DO THIS — Update the lines below by replacing every occurrence of "rotor" with "propeller", and leave all other text as it is.

RECORDED DATA —
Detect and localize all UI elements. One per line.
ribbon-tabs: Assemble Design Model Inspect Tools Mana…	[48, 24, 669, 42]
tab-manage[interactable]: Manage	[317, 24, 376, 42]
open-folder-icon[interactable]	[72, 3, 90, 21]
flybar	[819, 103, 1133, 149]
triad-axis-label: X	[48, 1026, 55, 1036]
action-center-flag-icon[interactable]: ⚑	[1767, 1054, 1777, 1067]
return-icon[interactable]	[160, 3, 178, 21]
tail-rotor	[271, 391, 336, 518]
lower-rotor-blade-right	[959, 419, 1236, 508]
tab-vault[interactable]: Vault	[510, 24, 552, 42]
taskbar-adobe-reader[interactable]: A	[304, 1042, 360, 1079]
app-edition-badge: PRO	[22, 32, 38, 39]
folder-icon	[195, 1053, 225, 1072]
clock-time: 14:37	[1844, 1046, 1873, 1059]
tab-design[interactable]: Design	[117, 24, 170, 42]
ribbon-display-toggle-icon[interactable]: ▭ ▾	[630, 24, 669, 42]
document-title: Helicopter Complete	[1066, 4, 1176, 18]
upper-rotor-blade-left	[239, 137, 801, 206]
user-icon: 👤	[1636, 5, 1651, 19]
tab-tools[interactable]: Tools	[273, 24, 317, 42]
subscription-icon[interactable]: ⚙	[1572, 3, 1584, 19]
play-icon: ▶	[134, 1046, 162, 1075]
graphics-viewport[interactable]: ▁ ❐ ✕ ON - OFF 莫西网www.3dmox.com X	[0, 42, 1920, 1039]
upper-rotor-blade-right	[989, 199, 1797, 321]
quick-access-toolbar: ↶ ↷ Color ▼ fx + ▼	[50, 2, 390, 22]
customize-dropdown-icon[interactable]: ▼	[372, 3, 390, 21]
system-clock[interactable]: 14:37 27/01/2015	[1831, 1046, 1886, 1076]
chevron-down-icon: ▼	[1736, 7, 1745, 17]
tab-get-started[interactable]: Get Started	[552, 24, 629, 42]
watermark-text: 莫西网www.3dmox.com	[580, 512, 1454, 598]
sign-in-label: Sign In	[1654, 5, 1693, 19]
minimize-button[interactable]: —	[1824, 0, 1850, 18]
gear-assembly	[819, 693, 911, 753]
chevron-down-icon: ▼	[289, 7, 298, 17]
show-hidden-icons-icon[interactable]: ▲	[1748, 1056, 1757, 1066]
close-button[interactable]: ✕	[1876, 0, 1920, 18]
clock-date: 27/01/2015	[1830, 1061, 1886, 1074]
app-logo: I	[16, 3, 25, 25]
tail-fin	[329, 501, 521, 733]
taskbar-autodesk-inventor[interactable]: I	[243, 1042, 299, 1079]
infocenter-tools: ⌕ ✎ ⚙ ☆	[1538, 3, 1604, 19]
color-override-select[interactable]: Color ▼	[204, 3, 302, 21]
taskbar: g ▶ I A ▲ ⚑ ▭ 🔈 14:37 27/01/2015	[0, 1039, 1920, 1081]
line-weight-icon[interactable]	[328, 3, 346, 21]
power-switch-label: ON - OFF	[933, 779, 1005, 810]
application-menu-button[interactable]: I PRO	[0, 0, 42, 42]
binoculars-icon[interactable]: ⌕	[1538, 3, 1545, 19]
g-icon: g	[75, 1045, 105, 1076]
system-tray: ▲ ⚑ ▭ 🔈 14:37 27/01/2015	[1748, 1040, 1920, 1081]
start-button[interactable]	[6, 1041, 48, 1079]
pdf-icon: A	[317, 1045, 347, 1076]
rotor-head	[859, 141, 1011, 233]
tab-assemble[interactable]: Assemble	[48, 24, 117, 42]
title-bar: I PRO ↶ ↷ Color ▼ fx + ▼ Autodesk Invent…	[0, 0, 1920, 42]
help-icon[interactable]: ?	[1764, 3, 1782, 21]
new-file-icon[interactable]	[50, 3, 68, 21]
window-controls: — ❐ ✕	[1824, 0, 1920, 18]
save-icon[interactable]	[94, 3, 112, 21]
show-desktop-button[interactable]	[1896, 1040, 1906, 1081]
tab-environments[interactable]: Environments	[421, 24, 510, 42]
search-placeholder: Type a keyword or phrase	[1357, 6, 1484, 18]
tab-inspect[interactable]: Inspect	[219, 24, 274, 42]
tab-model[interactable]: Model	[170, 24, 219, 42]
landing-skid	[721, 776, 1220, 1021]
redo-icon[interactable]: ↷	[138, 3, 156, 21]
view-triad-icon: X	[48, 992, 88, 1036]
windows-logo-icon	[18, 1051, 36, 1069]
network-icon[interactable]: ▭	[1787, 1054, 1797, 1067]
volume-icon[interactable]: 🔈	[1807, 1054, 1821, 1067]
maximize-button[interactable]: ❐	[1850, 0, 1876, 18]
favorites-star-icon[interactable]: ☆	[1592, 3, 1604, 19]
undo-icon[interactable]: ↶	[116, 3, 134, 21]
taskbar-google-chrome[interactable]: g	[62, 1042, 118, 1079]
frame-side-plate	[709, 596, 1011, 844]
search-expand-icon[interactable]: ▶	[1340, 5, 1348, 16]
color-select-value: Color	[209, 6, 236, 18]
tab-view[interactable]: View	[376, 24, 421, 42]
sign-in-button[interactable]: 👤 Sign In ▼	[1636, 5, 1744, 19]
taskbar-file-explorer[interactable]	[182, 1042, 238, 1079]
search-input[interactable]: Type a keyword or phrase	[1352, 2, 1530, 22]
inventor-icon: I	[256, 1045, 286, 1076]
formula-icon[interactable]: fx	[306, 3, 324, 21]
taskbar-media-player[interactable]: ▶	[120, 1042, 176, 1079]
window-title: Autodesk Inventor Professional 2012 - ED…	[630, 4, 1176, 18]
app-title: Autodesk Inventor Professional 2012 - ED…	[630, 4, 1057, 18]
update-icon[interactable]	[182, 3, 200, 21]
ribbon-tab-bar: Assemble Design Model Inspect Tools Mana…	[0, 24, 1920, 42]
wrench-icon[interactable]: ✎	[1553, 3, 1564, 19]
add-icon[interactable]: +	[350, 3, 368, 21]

SOLVED EXERCISE —
Detect and localize all UI elements. One per line.
ribbon-tabs: Assemble Design Model Inspect Tools Mana…	[48, 24, 669, 42]
tab-manage[interactable]: Manage	[317, 24, 376, 42]
open-folder-icon[interactable]	[72, 3, 90, 21]
flybar	[819, 103, 1133, 149]
triad-axis-label: X	[48, 1026, 55, 1036]
action-center-flag-icon[interactable]: ⚑	[1767, 1054, 1777, 1067]
return-icon[interactable]	[160, 3, 178, 21]
tail-propeller	[271, 391, 336, 518]
lower-propeller-blade-right	[959, 419, 1236, 508]
tab-vault[interactable]: Vault	[510, 24, 552, 42]
taskbar-adobe-reader[interactable]: A	[304, 1042, 360, 1079]
app-edition-badge: PRO	[22, 32, 38, 39]
folder-icon	[195, 1053, 225, 1072]
clock-time: 14:37	[1844, 1046, 1873, 1059]
tab-design[interactable]: Design	[117, 24, 170, 42]
ribbon-display-toggle-icon[interactable]: ▭ ▾	[630, 24, 669, 42]
document-title: Helicopter Complete	[1066, 4, 1176, 18]
upper-propeller-blade-left	[239, 137, 801, 206]
user-icon: 👤	[1636, 5, 1651, 19]
tab-tools[interactable]: Tools	[273, 24, 317, 42]
subscription-icon[interactable]: ⚙	[1572, 3, 1584, 19]
play-icon: ▶	[134, 1046, 162, 1075]
graphics-viewport[interactable]: ▁ ❐ ✕ ON - OFF 莫西网www.3dmox.com X	[0, 42, 1920, 1039]
upper-propeller-blade-right	[989, 199, 1797, 321]
quick-access-toolbar: ↶ ↷ Color ▼ fx + ▼	[50, 2, 390, 22]
customize-dropdown-icon[interactable]: ▼	[372, 3, 390, 21]
system-clock[interactable]: 14:37 27/01/2015	[1831, 1046, 1886, 1076]
chevron-down-icon: ▼	[1736, 7, 1745, 17]
tab-get-started[interactable]: Get Started	[552, 24, 629, 42]
watermark-text: 莫西网www.3dmox.com	[580, 512, 1454, 598]
sign-in-label: Sign In	[1654, 5, 1693, 19]
minimize-button[interactable]: —	[1824, 0, 1850, 18]
gear-assembly	[819, 693, 911, 753]
chevron-down-icon: ▼	[289, 7, 298, 17]
show-hidden-icons-icon[interactable]: ▲	[1748, 1056, 1757, 1066]
close-button[interactable]: ✕	[1876, 0, 1920, 18]
clock-date: 27/01/2015	[1830, 1061, 1886, 1074]
app-logo: I	[16, 3, 25, 25]
tail-fin	[329, 501, 521, 733]
taskbar-autodesk-inventor[interactable]: I	[243, 1042, 299, 1079]
infocenter-tools: ⌕ ✎ ⚙ ☆	[1538, 3, 1604, 19]
color-override-select[interactable]: Color ▼	[204, 3, 302, 21]
taskbar: g ▶ I A ▲ ⚑ ▭ 🔈 14:37 27/01/2015	[0, 1039, 1920, 1081]
line-weight-icon[interactable]	[328, 3, 346, 21]
power-switch-label: ON - OFF	[933, 779, 1005, 810]
application-menu-button[interactable]: I PRO	[0, 0, 42, 42]
binoculars-icon[interactable]: ⌕	[1538, 3, 1545, 19]
g-icon: g	[75, 1045, 105, 1076]
system-tray: ▲ ⚑ ▭ 🔈 14:37 27/01/2015	[1748, 1040, 1920, 1081]
start-button[interactable]	[6, 1041, 48, 1079]
pdf-icon: A	[317, 1045, 347, 1076]
propeller-head	[859, 141, 1011, 233]
tab-assemble[interactable]: Assemble	[48, 24, 117, 42]
title-bar: I PRO ↶ ↷ Color ▼ fx + ▼ Autodesk Invent…	[0, 0, 1920, 42]
help-icon[interactable]: ?	[1764, 3, 1782, 21]
new-file-icon[interactable]	[50, 3, 68, 21]
window-controls: — ❐ ✕	[1824, 0, 1920, 18]
save-icon[interactable]	[94, 3, 112, 21]
show-desktop-button[interactable]	[1896, 1040, 1906, 1081]
tab-environments[interactable]: Environments	[421, 24, 510, 42]
search-placeholder: Type a keyword or phrase	[1357, 6, 1484, 18]
tab-inspect[interactable]: Inspect	[219, 24, 274, 42]
tab-model[interactable]: Model	[170, 24, 219, 42]
landing-skid	[721, 776, 1220, 1021]
redo-icon[interactable]: ↷	[138, 3, 156, 21]
view-triad-icon: X	[48, 992, 88, 1036]
windows-logo-icon	[18, 1051, 36, 1069]
network-icon[interactable]: ▭	[1787, 1054, 1797, 1067]
volume-icon[interactable]: 🔈	[1807, 1054, 1821, 1067]
maximize-button[interactable]: ❐	[1850, 0, 1876, 18]
favorites-star-icon[interactable]: ☆	[1592, 3, 1604, 19]
undo-icon[interactable]: ↶	[116, 3, 134, 21]
taskbar-google-chrome[interactable]: g	[62, 1042, 118, 1079]
frame-side-plate	[709, 596, 1011, 844]
search-expand-icon[interactable]: ▶	[1340, 5, 1348, 16]
color-select-value: Color	[209, 6, 236, 18]
tab-view[interactable]: View	[376, 24, 421, 42]
sign-in-button[interactable]: 👤 Sign In ▼	[1636, 5, 1744, 19]
taskbar-file-explorer[interactable]	[182, 1042, 238, 1079]
search-input[interactable]: Type a keyword or phrase	[1352, 2, 1530, 22]
inventor-icon: I	[256, 1045, 286, 1076]
formula-icon[interactable]: fx	[306, 3, 324, 21]
taskbar-media-player[interactable]: ▶	[120, 1042, 176, 1079]
window-title: Autodesk Inventor Professional 2012 - ED…	[630, 4, 1176, 18]
app-title: Autodesk Inventor Professional 2012 - ED…	[630, 4, 1057, 18]
update-icon[interactable]	[182, 3, 200, 21]
ribbon-tab-bar: Assemble Design Model Inspect Tools Mana…	[0, 24, 1920, 42]
wrench-icon[interactable]: ✎	[1553, 3, 1564, 19]
add-icon[interactable]: +	[350, 3, 368, 21]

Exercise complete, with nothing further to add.